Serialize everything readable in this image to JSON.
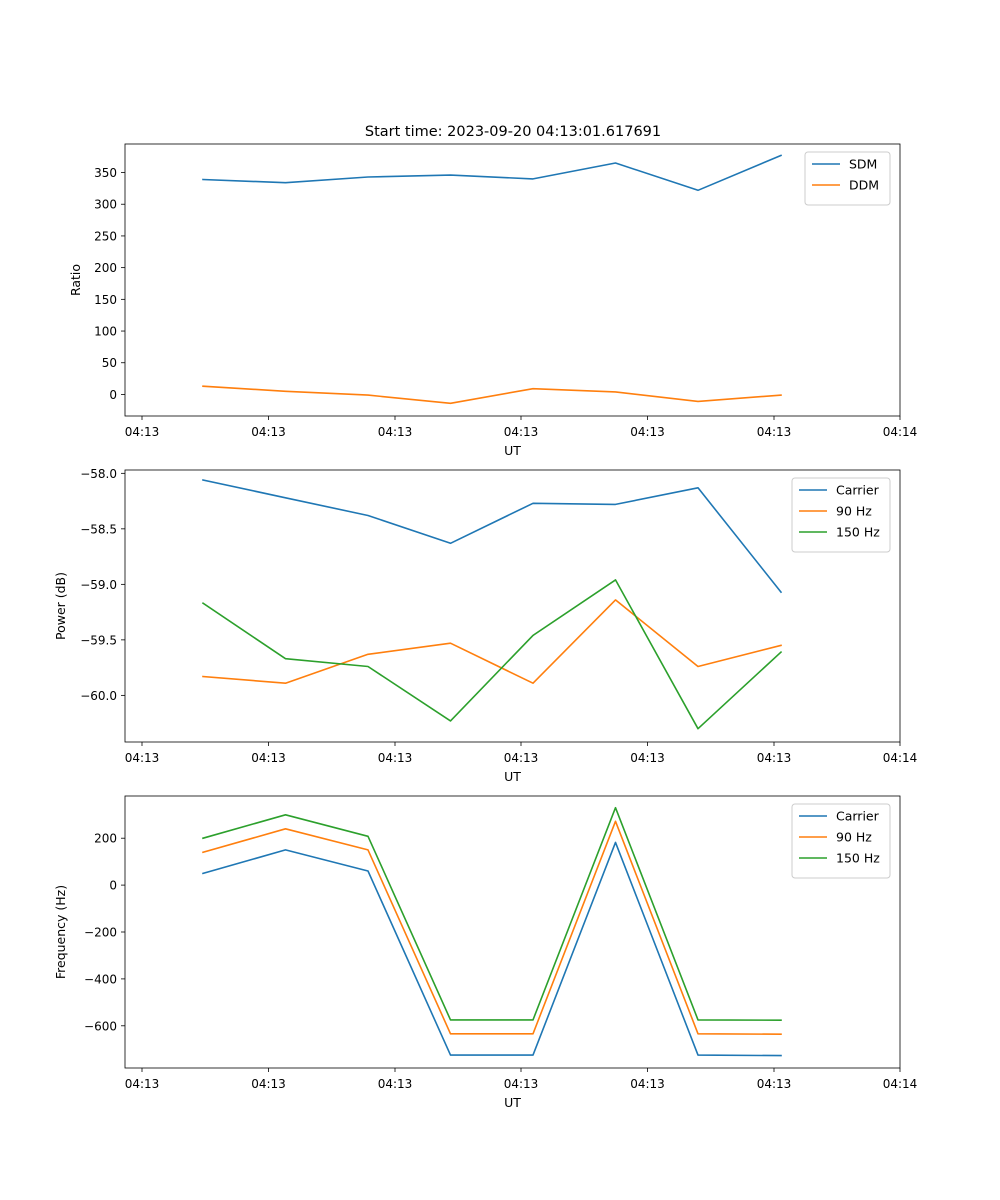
{
  "title": "Start time: 2023-09-20 04:13:01.617691",
  "colors": {
    "blue": "#1f77b4",
    "orange": "#ff7f0e",
    "green": "#2ca02c"
  },
  "chart_data": [
    {
      "type": "line",
      "xlabel": "UT",
      "ylabel": "Ratio",
      "x_tick_labels": [
        "04:13",
        "04:13",
        "04:13",
        "04:13",
        "04:13",
        "04:13",
        "04:14"
      ],
      "y_ticks": [
        0,
        50,
        100,
        150,
        200,
        250,
        300,
        350
      ],
      "ylim": [
        -34,
        395
      ],
      "legend_position": "top-right",
      "series": [
        {
          "name": "SDM",
          "color": "#1f77b4",
          "values": [
            339,
            334,
            343,
            346,
            340,
            365,
            322,
            377
          ]
        },
        {
          "name": "DDM",
          "color": "#ff7f0e",
          "values": [
            13,
            5,
            -1,
            -14,
            9,
            4,
            -11,
            -1
          ]
        }
      ]
    },
    {
      "type": "line",
      "xlabel": "UT",
      "ylabel": "Power (dB)",
      "x_tick_labels": [
        "04:13",
        "04:13",
        "04:13",
        "04:13",
        "04:13",
        "04:13",
        "04:14"
      ],
      "y_ticks": [
        -60.0,
        -59.5,
        -59.0,
        -58.5,
        -58.0
      ],
      "y_tick_labels": [
        "−60.0",
        "−59.5",
        "−59.0",
        "−58.5",
        "−58.0"
      ],
      "ylim": [
        -60.42,
        -57.97
      ],
      "legend_position": "top-right",
      "series": [
        {
          "name": "Carrier",
          "color": "#1f77b4",
          "values": [
            -58.06,
            -58.22,
            -58.38,
            -58.63,
            -58.27,
            -58.28,
            -58.13,
            -59.07
          ]
        },
        {
          "name": "90 Hz",
          "color": "#ff7f0e",
          "values": [
            -59.83,
            -59.89,
            -59.63,
            -59.53,
            -59.89,
            -59.14,
            -59.74,
            -59.55
          ]
        },
        {
          "name": "150 Hz",
          "color": "#2ca02c",
          "values": [
            -59.17,
            -59.67,
            -59.74,
            -60.23,
            -59.46,
            -58.96,
            -60.3,
            -59.61
          ]
        }
      ]
    },
    {
      "type": "line",
      "xlabel": "UT",
      "ylabel": "Frequency (Hz)",
      "x_tick_labels": [
        "04:13",
        "04:13",
        "04:13",
        "04:13",
        "04:13",
        "04:13",
        "04:14"
      ],
      "y_ticks": [
        -600,
        -400,
        -200,
        0,
        200
      ],
      "y_tick_labels": [
        "−600",
        "−400",
        "−200",
        "0",
        "200"
      ],
      "ylim": [
        -780,
        380
      ],
      "legend_position": "top-right",
      "series": [
        {
          "name": "Carrier",
          "color": "#1f77b4",
          "values": [
            50,
            150,
            60,
            -725,
            -725,
            182,
            -725,
            -727
          ]
        },
        {
          "name": "90 Hz",
          "color": "#ff7f0e",
          "values": [
            140,
            240,
            150,
            -634,
            -634,
            272,
            -634,
            -636
          ]
        },
        {
          "name": "150 Hz",
          "color": "#2ca02c",
          "values": [
            200,
            300,
            208,
            -575,
            -575,
            330,
            -575,
            -576
          ]
        }
      ]
    }
  ]
}
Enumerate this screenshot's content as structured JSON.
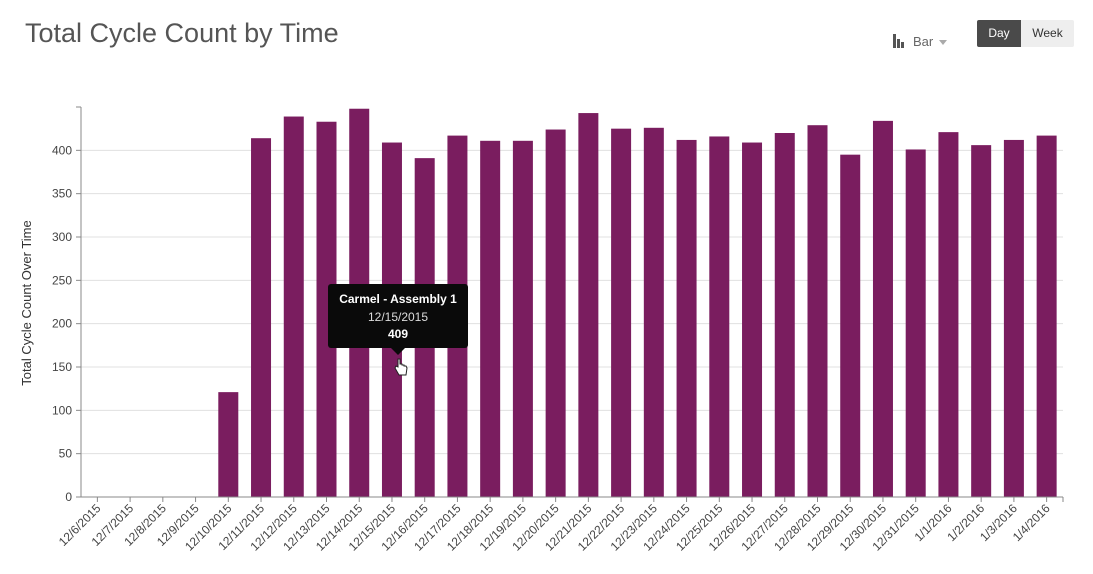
{
  "header": {
    "title": "Total Cycle Count by Time",
    "chart_type_label": "Bar",
    "toggle": {
      "day_label": "Day",
      "week_label": "Week",
      "active": "Day"
    }
  },
  "tooltip": {
    "series": "Carmel - Assembly 1",
    "date": "12/15/2015",
    "value": "409"
  },
  "colors": {
    "bar": "#7a1d5f",
    "grid": "#e0e0e0",
    "axis": "#888888"
  },
  "chart_data": {
    "type": "bar",
    "title": "Total Cycle Count by Time",
    "xlabel": "",
    "ylabel": "Total Cycle Count Over Time",
    "ylim": [
      0,
      450
    ],
    "yticks": [
      0,
      50,
      100,
      150,
      200,
      250,
      300,
      350,
      400
    ],
    "grid": true,
    "series": [
      {
        "name": "Carmel - Assembly 1"
      }
    ],
    "categories": [
      "12/6/2015",
      "12/7/2015",
      "12/8/2015",
      "12/9/2015",
      "12/10/2015",
      "12/11/2015",
      "12/12/2015",
      "12/13/2015",
      "12/14/2015",
      "12/15/2015",
      "12/16/2015",
      "12/17/2015",
      "12/18/2015",
      "12/19/2015",
      "12/20/2015",
      "12/21/2015",
      "12/22/2015",
      "12/23/2015",
      "12/24/2015",
      "12/25/2015",
      "12/26/2015",
      "12/27/2015",
      "12/28/2015",
      "12/29/2015",
      "12/30/2015",
      "12/31/2015",
      "1/1/2016",
      "1/2/2016",
      "1/3/2016",
      "1/4/2016"
    ],
    "values": [
      0,
      0,
      0,
      0,
      121,
      414,
      439,
      433,
      448,
      409,
      391,
      417,
      411,
      411,
      424,
      443,
      425,
      426,
      412,
      416,
      409,
      420,
      429,
      395,
      434,
      401,
      421,
      406,
      412,
      417
    ]
  }
}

##########

* Task directions *
Beginning with the line that contains "Enumerate this screenshot's" and ending with the last line of the data above, output those lines exactly and nothing more, without any pictures.

* Response to the exercise *
Enumerate this screenshot's content as structured JSON.
{
  "header": {
    "title": "Total Cycle Count by Time",
    "chart_type_label": "Bar",
    "toggle": {
      "day_label": "Day",
      "week_label": "Week",
      "active": "Day"
    }
  },
  "tooltip": {
    "series": "Carmel - Assembly 1",
    "date": "12/15/2015",
    "value": "409"
  },
  "colors": {
    "bar": "#7a1d5f",
    "grid": "#e0e0e0",
    "axis": "#888888"
  },
  "chart_data": {
    "type": "bar",
    "title": "Total Cycle Count by Time",
    "xlabel": "",
    "ylabel": "Total Cycle Count Over Time",
    "ylim": [
      0,
      450
    ],
    "yticks": [
      0,
      50,
      100,
      150,
      200,
      250,
      300,
      350,
      400
    ],
    "grid": true,
    "series": [
      {
        "name": "Carmel - Assembly 1"
      }
    ],
    "categories": [
      "12/6/2015",
      "12/7/2015",
      "12/8/2015",
      "12/9/2015",
      "12/10/2015",
      "12/11/2015",
      "12/12/2015",
      "12/13/2015",
      "12/14/2015",
      "12/15/2015",
      "12/16/2015",
      "12/17/2015",
      "12/18/2015",
      "12/19/2015",
      "12/20/2015",
      "12/21/2015",
      "12/22/2015",
      "12/23/2015",
      "12/24/2015",
      "12/25/2015",
      "12/26/2015",
      "12/27/2015",
      "12/28/2015",
      "12/29/2015",
      "12/30/2015",
      "12/31/2015",
      "1/1/2016",
      "1/2/2016",
      "1/3/2016",
      "1/4/2016"
    ],
    "values": [
      0,
      0,
      0,
      0,
      121,
      414,
      439,
      433,
      448,
      409,
      391,
      417,
      411,
      411,
      424,
      443,
      425,
      426,
      412,
      416,
      409,
      420,
      429,
      395,
      434,
      401,
      421,
      406,
      412,
      417
    ]
  }
}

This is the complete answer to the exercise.